- **Records for the exercise**

((

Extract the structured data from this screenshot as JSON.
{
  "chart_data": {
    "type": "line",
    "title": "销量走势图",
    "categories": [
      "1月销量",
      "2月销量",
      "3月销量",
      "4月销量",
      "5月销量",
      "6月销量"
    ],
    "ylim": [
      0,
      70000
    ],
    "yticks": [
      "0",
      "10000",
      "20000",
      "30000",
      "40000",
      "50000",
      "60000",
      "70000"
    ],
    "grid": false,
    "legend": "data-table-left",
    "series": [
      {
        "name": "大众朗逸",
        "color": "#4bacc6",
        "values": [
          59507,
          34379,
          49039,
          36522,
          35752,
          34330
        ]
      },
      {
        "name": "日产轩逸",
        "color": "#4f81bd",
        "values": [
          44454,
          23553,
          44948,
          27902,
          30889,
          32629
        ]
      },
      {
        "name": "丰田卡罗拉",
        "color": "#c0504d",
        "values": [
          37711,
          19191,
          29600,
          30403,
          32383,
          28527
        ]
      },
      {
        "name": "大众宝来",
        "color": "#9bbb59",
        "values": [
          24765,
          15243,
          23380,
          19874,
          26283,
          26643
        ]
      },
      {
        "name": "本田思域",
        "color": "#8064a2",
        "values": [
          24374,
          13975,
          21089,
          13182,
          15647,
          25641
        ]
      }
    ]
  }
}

))
((

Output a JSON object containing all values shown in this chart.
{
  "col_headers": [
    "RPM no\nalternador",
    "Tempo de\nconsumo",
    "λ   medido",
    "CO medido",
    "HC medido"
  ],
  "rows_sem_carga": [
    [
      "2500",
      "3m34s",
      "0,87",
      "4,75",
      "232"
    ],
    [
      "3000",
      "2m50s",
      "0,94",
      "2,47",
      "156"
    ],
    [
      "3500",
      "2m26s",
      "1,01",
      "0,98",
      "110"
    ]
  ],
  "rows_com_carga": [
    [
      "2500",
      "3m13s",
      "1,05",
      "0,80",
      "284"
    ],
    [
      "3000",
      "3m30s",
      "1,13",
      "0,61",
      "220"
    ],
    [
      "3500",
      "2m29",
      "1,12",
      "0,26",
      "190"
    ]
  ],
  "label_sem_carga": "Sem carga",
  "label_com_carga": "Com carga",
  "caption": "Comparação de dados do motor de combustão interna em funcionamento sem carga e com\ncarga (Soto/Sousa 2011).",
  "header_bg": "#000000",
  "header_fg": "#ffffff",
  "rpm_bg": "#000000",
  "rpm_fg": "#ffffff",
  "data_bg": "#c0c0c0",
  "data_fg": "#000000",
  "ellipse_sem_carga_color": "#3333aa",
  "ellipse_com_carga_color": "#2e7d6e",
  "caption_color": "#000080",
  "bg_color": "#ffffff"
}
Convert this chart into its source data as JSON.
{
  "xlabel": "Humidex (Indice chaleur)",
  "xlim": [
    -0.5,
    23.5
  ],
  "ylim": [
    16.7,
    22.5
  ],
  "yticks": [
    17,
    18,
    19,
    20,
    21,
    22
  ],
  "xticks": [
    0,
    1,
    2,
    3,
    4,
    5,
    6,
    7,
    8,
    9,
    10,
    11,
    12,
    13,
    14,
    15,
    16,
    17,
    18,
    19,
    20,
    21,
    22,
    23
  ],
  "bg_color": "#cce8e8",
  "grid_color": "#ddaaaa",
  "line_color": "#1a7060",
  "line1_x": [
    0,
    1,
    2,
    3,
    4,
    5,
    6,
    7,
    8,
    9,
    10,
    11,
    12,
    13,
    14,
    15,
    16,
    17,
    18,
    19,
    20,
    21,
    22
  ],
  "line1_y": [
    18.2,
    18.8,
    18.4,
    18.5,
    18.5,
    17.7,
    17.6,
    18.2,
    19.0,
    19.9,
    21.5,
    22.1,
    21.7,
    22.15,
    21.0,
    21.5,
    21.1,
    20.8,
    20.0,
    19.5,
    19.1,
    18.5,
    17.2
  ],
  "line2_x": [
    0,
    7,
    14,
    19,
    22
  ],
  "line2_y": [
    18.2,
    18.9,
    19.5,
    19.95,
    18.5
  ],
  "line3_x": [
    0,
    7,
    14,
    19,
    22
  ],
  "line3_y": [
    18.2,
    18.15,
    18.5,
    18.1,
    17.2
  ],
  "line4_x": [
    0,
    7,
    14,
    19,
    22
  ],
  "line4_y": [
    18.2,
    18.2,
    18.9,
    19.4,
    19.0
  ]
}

))
((

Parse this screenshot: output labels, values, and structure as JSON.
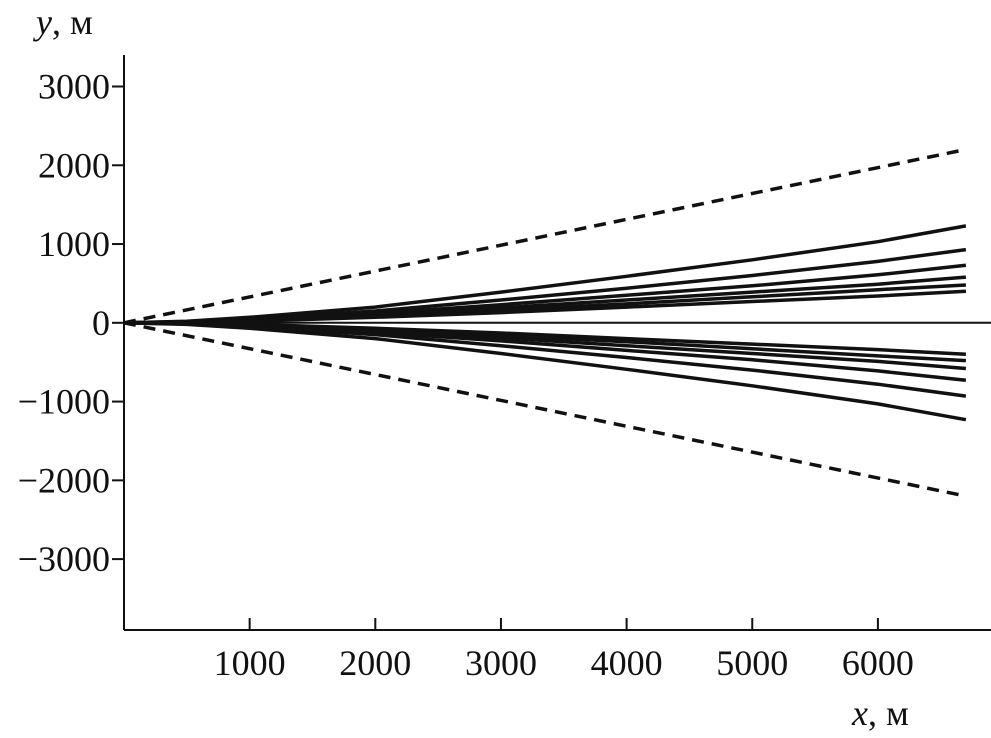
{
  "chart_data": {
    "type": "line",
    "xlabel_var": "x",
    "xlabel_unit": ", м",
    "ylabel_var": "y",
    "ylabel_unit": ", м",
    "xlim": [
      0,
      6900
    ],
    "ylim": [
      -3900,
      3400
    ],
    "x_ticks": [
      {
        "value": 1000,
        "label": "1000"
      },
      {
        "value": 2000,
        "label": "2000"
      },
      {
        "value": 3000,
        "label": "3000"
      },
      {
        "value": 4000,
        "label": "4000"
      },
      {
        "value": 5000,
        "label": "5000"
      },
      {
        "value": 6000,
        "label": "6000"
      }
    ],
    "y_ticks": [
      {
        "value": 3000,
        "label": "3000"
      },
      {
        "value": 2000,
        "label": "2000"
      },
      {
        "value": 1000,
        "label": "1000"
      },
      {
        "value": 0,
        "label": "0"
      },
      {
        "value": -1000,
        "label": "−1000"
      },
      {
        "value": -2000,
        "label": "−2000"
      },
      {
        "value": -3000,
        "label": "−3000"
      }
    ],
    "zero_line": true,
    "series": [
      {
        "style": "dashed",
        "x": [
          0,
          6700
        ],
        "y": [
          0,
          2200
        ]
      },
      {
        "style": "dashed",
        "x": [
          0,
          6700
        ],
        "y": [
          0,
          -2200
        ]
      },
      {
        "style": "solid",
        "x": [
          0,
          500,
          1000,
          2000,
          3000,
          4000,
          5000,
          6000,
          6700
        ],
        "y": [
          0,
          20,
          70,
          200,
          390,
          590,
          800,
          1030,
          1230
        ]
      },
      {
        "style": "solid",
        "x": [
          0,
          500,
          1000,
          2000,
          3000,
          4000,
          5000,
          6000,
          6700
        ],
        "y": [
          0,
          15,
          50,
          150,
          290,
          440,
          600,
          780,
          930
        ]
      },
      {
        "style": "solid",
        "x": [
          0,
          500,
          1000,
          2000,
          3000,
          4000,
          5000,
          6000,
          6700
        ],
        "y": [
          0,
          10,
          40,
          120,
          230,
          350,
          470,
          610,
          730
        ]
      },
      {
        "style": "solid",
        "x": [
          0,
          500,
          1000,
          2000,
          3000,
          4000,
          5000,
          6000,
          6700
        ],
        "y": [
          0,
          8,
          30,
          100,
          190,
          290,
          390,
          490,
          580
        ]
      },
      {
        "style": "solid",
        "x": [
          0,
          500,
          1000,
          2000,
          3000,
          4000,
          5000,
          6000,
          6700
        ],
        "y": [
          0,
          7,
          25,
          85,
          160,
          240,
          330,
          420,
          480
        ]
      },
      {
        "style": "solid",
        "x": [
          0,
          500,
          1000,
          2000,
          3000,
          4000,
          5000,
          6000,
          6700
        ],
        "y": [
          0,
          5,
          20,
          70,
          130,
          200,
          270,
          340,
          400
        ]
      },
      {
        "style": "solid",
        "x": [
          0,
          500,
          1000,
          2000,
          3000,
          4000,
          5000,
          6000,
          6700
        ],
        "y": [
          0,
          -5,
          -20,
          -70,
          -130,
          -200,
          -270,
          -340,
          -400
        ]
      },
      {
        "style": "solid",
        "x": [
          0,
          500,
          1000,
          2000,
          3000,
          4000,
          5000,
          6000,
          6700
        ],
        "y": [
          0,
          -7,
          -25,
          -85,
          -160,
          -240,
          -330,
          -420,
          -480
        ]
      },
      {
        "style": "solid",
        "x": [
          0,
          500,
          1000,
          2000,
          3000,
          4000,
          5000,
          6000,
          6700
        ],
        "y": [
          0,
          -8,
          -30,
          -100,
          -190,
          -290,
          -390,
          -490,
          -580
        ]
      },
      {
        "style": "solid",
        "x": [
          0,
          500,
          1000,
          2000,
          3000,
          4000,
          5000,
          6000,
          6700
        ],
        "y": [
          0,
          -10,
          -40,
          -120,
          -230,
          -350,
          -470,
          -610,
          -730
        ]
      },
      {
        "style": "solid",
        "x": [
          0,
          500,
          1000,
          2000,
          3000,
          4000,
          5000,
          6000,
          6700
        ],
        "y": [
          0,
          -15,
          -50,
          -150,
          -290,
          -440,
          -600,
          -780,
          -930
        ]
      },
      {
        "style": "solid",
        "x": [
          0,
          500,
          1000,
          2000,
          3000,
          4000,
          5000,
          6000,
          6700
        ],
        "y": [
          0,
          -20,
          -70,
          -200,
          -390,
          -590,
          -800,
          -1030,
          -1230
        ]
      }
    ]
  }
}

))

Gather all lines where the word "this" appears.

Extract the structured data from this screenshot as JSON.
Output a JSON object containing all values shown in this chart.
Convert this chart into its source data as JSON.
Parse this screenshot: output labels, values, and structure as JSON.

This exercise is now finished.